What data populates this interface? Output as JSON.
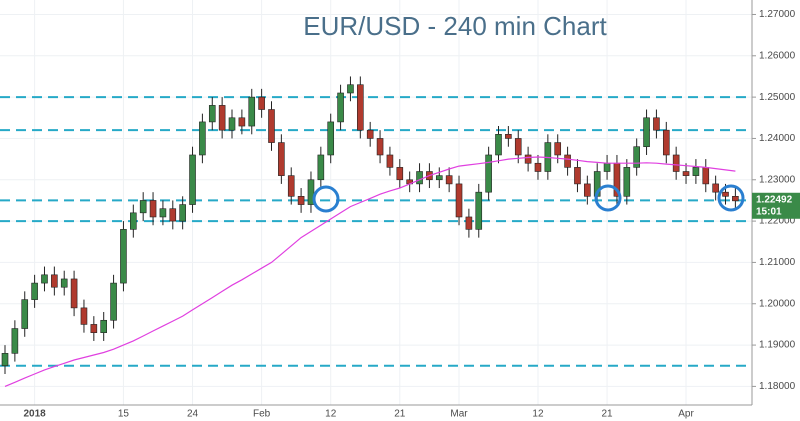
{
  "chart_data": {
    "type": "candlestick",
    "title": "EUR/USD - 240 min Chart",
    "categories": [
      null,
      null,
      null,
      "2018",
      null,
      null,
      null,
      null,
      null,
      null,
      null,
      null,
      "15",
      null,
      null,
      null,
      null,
      null,
      null,
      "24",
      null,
      null,
      null,
      null,
      null,
      null,
      "Feb",
      null,
      null,
      null,
      null,
      null,
      null,
      "12",
      null,
      null,
      null,
      null,
      null,
      null,
      "21",
      null,
      null,
      null,
      null,
      null,
      "Mar",
      null,
      null,
      null,
      null,
      null,
      null,
      null,
      "12",
      null,
      null,
      null,
      null,
      null,
      null,
      "21",
      null,
      null,
      null,
      null,
      null,
      null,
      null,
      "Apr",
      null,
      null,
      null,
      null,
      null
    ],
    "open": [
      1.185,
      1.188,
      1.194,
      1.201,
      1.205,
      1.207,
      1.204,
      1.206,
      1.199,
      1.195,
      1.193,
      1.196,
      1.205,
      1.218,
      1.222,
      1.225,
      1.221,
      1.223,
      1.22,
      1.224,
      1.236,
      1.244,
      1.248,
      1.242,
      1.245,
      1.243,
      1.25,
      1.247,
      1.239,
      1.231,
      1.226,
      1.224,
      1.23,
      1.236,
      1.244,
      1.251,
      1.253,
      1.242,
      1.24,
      1.236,
      1.233,
      1.23,
      1.229,
      1.232,
      1.23,
      1.231,
      1.229,
      1.221,
      1.218,
      1.227,
      1.236,
      1.241,
      1.24,
      1.236,
      1.234,
      1.232,
      1.239,
      1.236,
      1.233,
      1.229,
      1.226,
      1.232,
      1.234,
      1.226,
      1.233,
      1.238,
      1.245,
      1.242,
      1.236,
      1.232,
      1.231,
      1.233,
      1.229,
      1.227,
      1.226
    ],
    "high": [
      1.19,
      1.196,
      1.203,
      1.207,
      1.209,
      1.209,
      1.208,
      1.208,
      1.201,
      1.197,
      1.198,
      1.207,
      1.22,
      1.224,
      1.227,
      1.227,
      1.225,
      1.225,
      1.226,
      1.238,
      1.246,
      1.25,
      1.25,
      1.247,
      1.247,
      1.252,
      1.252,
      1.249,
      1.241,
      1.233,
      1.228,
      1.232,
      1.238,
      1.246,
      1.253,
      1.255,
      1.255,
      1.244,
      1.242,
      1.238,
      1.235,
      1.232,
      1.234,
      1.234,
      1.233,
      1.233,
      1.231,
      1.223,
      1.229,
      1.238,
      1.243,
      1.243,
      1.242,
      1.238,
      1.236,
      1.241,
      1.241,
      1.238,
      1.235,
      1.231,
      1.234,
      1.236,
      1.236,
      1.235,
      1.24,
      1.247,
      1.247,
      1.244,
      1.238,
      1.234,
      1.235,
      1.235,
      1.231,
      1.229,
      1.228
    ],
    "low": [
      1.183,
      1.186,
      1.192,
      1.199,
      1.203,
      1.202,
      1.202,
      1.197,
      1.193,
      1.191,
      1.191,
      1.194,
      1.203,
      1.216,
      1.22,
      1.219,
      1.219,
      1.218,
      1.218,
      1.222,
      1.234,
      1.242,
      1.24,
      1.24,
      1.241,
      1.241,
      1.245,
      1.237,
      1.229,
      1.224,
      1.222,
      1.222,
      1.228,
      1.234,
      1.242,
      1.249,
      1.24,
      1.238,
      1.234,
      1.231,
      1.228,
      1.227,
      1.227,
      1.228,
      1.228,
      1.227,
      1.219,
      1.216,
      1.216,
      1.225,
      1.234,
      1.238,
      1.234,
      1.232,
      1.23,
      1.23,
      1.234,
      1.231,
      1.227,
      1.224,
      1.224,
      1.23,
      1.224,
      1.224,
      1.231,
      1.236,
      1.24,
      1.234,
      1.23,
      1.229,
      1.229,
      1.227,
      1.225,
      1.224,
      1.2229
    ],
    "close": [
      1.188,
      1.194,
      1.201,
      1.205,
      1.207,
      1.204,
      1.206,
      1.199,
      1.195,
      1.193,
      1.196,
      1.205,
      1.218,
      1.222,
      1.225,
      1.221,
      1.223,
      1.22,
      1.224,
      1.236,
      1.244,
      1.248,
      1.242,
      1.245,
      1.243,
      1.25,
      1.247,
      1.239,
      1.231,
      1.226,
      1.224,
      1.23,
      1.236,
      1.244,
      1.251,
      1.253,
      1.242,
      1.24,
      1.236,
      1.233,
      1.23,
      1.229,
      1.232,
      1.23,
      1.231,
      1.229,
      1.221,
      1.218,
      1.227,
      1.236,
      1.241,
      1.24,
      1.236,
      1.234,
      1.232,
      1.239,
      1.236,
      1.233,
      1.229,
      1.226,
      1.232,
      1.234,
      1.226,
      1.233,
      1.238,
      1.245,
      1.242,
      1.236,
      1.232,
      1.231,
      1.233,
      1.229,
      1.227,
      1.226,
      1.2249
    ],
    "up_color": "#3a8a48",
    "down_color": "#b03a2e",
    "moving_average": {
      "color": "#e040e0",
      "values": [
        1.18,
        1.181,
        1.182,
        1.183,
        1.184,
        1.1848,
        1.1856,
        1.1864,
        1.187,
        1.1876,
        1.1882,
        1.189,
        1.19,
        1.191,
        1.1922,
        1.1934,
        1.1946,
        1.1958,
        1.197,
        1.1985,
        1.2,
        1.2015,
        1.203,
        1.2045,
        1.2058,
        1.2072,
        1.2086,
        1.21,
        1.212,
        1.214,
        1.216,
        1.2175,
        1.219,
        1.2205,
        1.222,
        1.2235,
        1.2245,
        1.2255,
        1.2265,
        1.2273,
        1.228,
        1.229,
        1.23,
        1.231,
        1.2318,
        1.2326,
        1.2333,
        1.2336,
        1.2339,
        1.2342,
        1.2346,
        1.235,
        1.2352,
        1.2354,
        1.2355,
        1.2354,
        1.2352,
        1.235,
        1.2347,
        1.2344,
        1.2342,
        1.234,
        1.234,
        1.234,
        1.234,
        1.2341,
        1.234,
        1.2338,
        1.2336,
        1.2334,
        1.2332,
        1.233,
        1.2327,
        1.2324,
        1.2321
      ]
    },
    "hlines": {
      "color": "#26a9c7",
      "values": [
        1.25,
        1.242,
        1.225,
        1.22,
        1.185
      ]
    },
    "last_price": {
      "value": 1.22492,
      "label": "1.22492",
      "color": "#3a8a48"
    },
    "countdown": "15:01",
    "ylim": [
      1.1755,
      1.2735
    ],
    "yticks": [
      {
        "value": 1.18,
        "label": "1.18000"
      },
      {
        "value": 1.19,
        "label": "1.19000"
      },
      {
        "value": 1.2,
        "label": "1.20000"
      },
      {
        "value": 1.21,
        "label": "1.21000"
      },
      {
        "value": 1.22,
        "label": "1.22000"
      },
      {
        "value": 1.23,
        "label": "1.23000"
      },
      {
        "value": 1.24,
        "label": "1.24000"
      },
      {
        "value": 1.25,
        "label": "1.25000"
      },
      {
        "value": 1.26,
        "label": "1.26000"
      },
      {
        "value": 1.27,
        "label": "1.27000"
      }
    ],
    "grid": true
  }
}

========

■ **WHAT YOU NEED TO DO**
Leave out the pictures and output the rest of the material exactly as written.

■ **EXERCISE OUTPUT**
What data populates this interface? Output as JSON.
{
  "chart_data": {
    "type": "candlestick",
    "title": "EUR/USD - 240 min Chart",
    "categories": [
      null,
      null,
      null,
      "2018",
      null,
      null,
      null,
      null,
      null,
      null,
      null,
      null,
      "15",
      null,
      null,
      null,
      null,
      null,
      null,
      "24",
      null,
      null,
      null,
      null,
      null,
      null,
      "Feb",
      null,
      null,
      null,
      null,
      null,
      null,
      "12",
      null,
      null,
      null,
      null,
      null,
      null,
      "21",
      null,
      null,
      null,
      null,
      null,
      "Mar",
      null,
      null,
      null,
      null,
      null,
      null,
      null,
      "12",
      null,
      null,
      null,
      null,
      null,
      null,
      "21",
      null,
      null,
      null,
      null,
      null,
      null,
      null,
      "Apr",
      null,
      null,
      null,
      null,
      null
    ],
    "open": [
      1.185,
      1.188,
      1.194,
      1.201,
      1.205,
      1.207,
      1.204,
      1.206,
      1.199,
      1.195,
      1.193,
      1.196,
      1.205,
      1.218,
      1.222,
      1.225,
      1.221,
      1.223,
      1.22,
      1.224,
      1.236,
      1.244,
      1.248,
      1.242,
      1.245,
      1.243,
      1.25,
      1.247,
      1.239,
      1.231,
      1.226,
      1.224,
      1.23,
      1.236,
      1.244,
      1.251,
      1.253,
      1.242,
      1.24,
      1.236,
      1.233,
      1.23,
      1.229,
      1.232,
      1.23,
      1.231,
      1.229,
      1.221,
      1.218,
      1.227,
      1.236,
      1.241,
      1.24,
      1.236,
      1.234,
      1.232,
      1.239,
      1.236,
      1.233,
      1.229,
      1.226,
      1.232,
      1.234,
      1.226,
      1.233,
      1.238,
      1.245,
      1.242,
      1.236,
      1.232,
      1.231,
      1.233,
      1.229,
      1.227,
      1.226
    ],
    "high": [
      1.19,
      1.196,
      1.203,
      1.207,
      1.209,
      1.209,
      1.208,
      1.208,
      1.201,
      1.197,
      1.198,
      1.207,
      1.22,
      1.224,
      1.227,
      1.227,
      1.225,
      1.225,
      1.226,
      1.238,
      1.246,
      1.25,
      1.25,
      1.247,
      1.247,
      1.252,
      1.252,
      1.249,
      1.241,
      1.233,
      1.228,
      1.232,
      1.238,
      1.246,
      1.253,
      1.255,
      1.255,
      1.244,
      1.242,
      1.238,
      1.235,
      1.232,
      1.234,
      1.234,
      1.233,
      1.233,
      1.231,
      1.223,
      1.229,
      1.238,
      1.243,
      1.243,
      1.242,
      1.238,
      1.236,
      1.241,
      1.241,
      1.238,
      1.235,
      1.231,
      1.234,
      1.236,
      1.236,
      1.235,
      1.24,
      1.247,
      1.247,
      1.244,
      1.238,
      1.234,
      1.235,
      1.235,
      1.231,
      1.229,
      1.228
    ],
    "low": [
      1.183,
      1.186,
      1.192,
      1.199,
      1.203,
      1.202,
      1.202,
      1.197,
      1.193,
      1.191,
      1.191,
      1.194,
      1.203,
      1.216,
      1.22,
      1.219,
      1.219,
      1.218,
      1.218,
      1.222,
      1.234,
      1.242,
      1.24,
      1.24,
      1.241,
      1.241,
      1.245,
      1.237,
      1.229,
      1.224,
      1.222,
      1.222,
      1.228,
      1.234,
      1.242,
      1.249,
      1.24,
      1.238,
      1.234,
      1.231,
      1.228,
      1.227,
      1.227,
      1.228,
      1.228,
      1.227,
      1.219,
      1.216,
      1.216,
      1.225,
      1.234,
      1.238,
      1.234,
      1.232,
      1.23,
      1.23,
      1.234,
      1.231,
      1.227,
      1.224,
      1.224,
      1.23,
      1.224,
      1.224,
      1.231,
      1.236,
      1.24,
      1.234,
      1.23,
      1.229,
      1.229,
      1.227,
      1.225,
      1.224,
      1.2229
    ],
    "close": [
      1.188,
      1.194,
      1.201,
      1.205,
      1.207,
      1.204,
      1.206,
      1.199,
      1.195,
      1.193,
      1.196,
      1.205,
      1.218,
      1.222,
      1.225,
      1.221,
      1.223,
      1.22,
      1.224,
      1.236,
      1.244,
      1.248,
      1.242,
      1.245,
      1.243,
      1.25,
      1.247,
      1.239,
      1.231,
      1.226,
      1.224,
      1.23,
      1.236,
      1.244,
      1.251,
      1.253,
      1.242,
      1.24,
      1.236,
      1.233,
      1.23,
      1.229,
      1.232,
      1.23,
      1.231,
      1.229,
      1.221,
      1.218,
      1.227,
      1.236,
      1.241,
      1.24,
      1.236,
      1.234,
      1.232,
      1.239,
      1.236,
      1.233,
      1.229,
      1.226,
      1.232,
      1.234,
      1.226,
      1.233,
      1.238,
      1.245,
      1.242,
      1.236,
      1.232,
      1.231,
      1.233,
      1.229,
      1.227,
      1.226,
      1.2249
    ],
    "up_color": "#3a8a48",
    "down_color": "#b03a2e",
    "moving_average": {
      "color": "#e040e0",
      "values": [
        1.18,
        1.181,
        1.182,
        1.183,
        1.184,
        1.1848,
        1.1856,
        1.1864,
        1.187,
        1.1876,
        1.1882,
        1.189,
        1.19,
        1.191,
        1.1922,
        1.1934,
        1.1946,
        1.1958,
        1.197,
        1.1985,
        1.2,
        1.2015,
        1.203,
        1.2045,
        1.2058,
        1.2072,
        1.2086,
        1.21,
        1.212,
        1.214,
        1.216,
        1.2175,
        1.219,
        1.2205,
        1.222,
        1.2235,
        1.2245,
        1.2255,
        1.2265,
        1.2273,
        1.228,
        1.229,
        1.23,
        1.231,
        1.2318,
        1.2326,
        1.2333,
        1.2336,
        1.2339,
        1.2342,
        1.2346,
        1.235,
        1.2352,
        1.2354,
        1.2355,
        1.2354,
        1.2352,
        1.235,
        1.2347,
        1.2344,
        1.2342,
        1.234,
        1.234,
        1.234,
        1.234,
        1.2341,
        1.234,
        1.2338,
        1.2336,
        1.2334,
        1.2332,
        1.233,
        1.2327,
        1.2324,
        1.2321
      ]
    },
    "hlines": {
      "color": "#26a9c7",
      "values": [
        1.25,
        1.242,
        1.225,
        1.22,
        1.185
      ]
    },
    "last_price": {
      "value": 1.22492,
      "label": "1.22492",
      "color": "#3a8a48"
    },
    "countdown": "15:01",
    "ylim": [
      1.1755,
      1.2735
    ],
    "yticks": [
      {
        "value": 1.18,
        "label": "1.18000"
      },
      {
        "value": 1.19,
        "label": "1.19000"
      },
      {
        "value": 1.2,
        "label": "1.20000"
      },
      {
        "value": 1.21,
        "label": "1.21000"
      },
      {
        "value": 1.22,
        "label": "1.22000"
      },
      {
        "value": 1.23,
        "label": "1.23000"
      },
      {
        "value": 1.24,
        "label": "1.24000"
      },
      {
        "value": 1.25,
        "label": "1.25000"
      },
      {
        "value": 1.26,
        "label": "1.26000"
      },
      {
        "value": 1.27,
        "label": "1.27000"
      }
    ],
    "grid": true
  }
}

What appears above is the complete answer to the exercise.